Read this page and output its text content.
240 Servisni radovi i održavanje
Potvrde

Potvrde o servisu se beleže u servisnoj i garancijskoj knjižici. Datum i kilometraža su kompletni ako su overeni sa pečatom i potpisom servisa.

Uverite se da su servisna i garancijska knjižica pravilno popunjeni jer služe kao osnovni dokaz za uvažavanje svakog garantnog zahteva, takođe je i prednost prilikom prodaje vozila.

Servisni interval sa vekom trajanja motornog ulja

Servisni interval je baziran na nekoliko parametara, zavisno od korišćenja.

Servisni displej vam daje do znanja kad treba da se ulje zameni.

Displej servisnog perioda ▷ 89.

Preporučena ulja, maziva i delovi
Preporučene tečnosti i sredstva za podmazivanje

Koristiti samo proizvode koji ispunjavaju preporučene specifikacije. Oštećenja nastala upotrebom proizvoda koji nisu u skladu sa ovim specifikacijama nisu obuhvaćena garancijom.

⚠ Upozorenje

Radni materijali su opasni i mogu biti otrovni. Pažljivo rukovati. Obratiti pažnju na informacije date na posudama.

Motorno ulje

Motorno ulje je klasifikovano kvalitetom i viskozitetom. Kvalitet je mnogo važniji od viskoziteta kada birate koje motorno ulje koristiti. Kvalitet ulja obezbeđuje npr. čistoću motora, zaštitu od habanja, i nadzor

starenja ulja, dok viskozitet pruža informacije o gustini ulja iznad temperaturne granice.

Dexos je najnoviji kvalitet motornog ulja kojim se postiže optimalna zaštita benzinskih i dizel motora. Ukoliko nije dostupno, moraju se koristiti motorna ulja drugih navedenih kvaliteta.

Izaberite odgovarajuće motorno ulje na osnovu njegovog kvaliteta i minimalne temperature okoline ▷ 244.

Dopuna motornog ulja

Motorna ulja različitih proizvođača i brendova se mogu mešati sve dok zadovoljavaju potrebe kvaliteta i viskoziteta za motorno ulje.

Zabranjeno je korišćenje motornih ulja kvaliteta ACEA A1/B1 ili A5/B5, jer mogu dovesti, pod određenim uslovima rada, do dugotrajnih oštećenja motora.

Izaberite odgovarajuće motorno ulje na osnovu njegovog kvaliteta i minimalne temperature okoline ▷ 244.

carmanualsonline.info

> Directive
In the records above, collect each line with "informacije".

> Exercise output
Radni materijali su opasni i mogu biti otrovni. Pažljivo rukovati. Obratiti pažnju na informacije date na posudama.
starenja ulja, dok viskozitet pruža informacije o gustini ulja iznad temperaturne granice.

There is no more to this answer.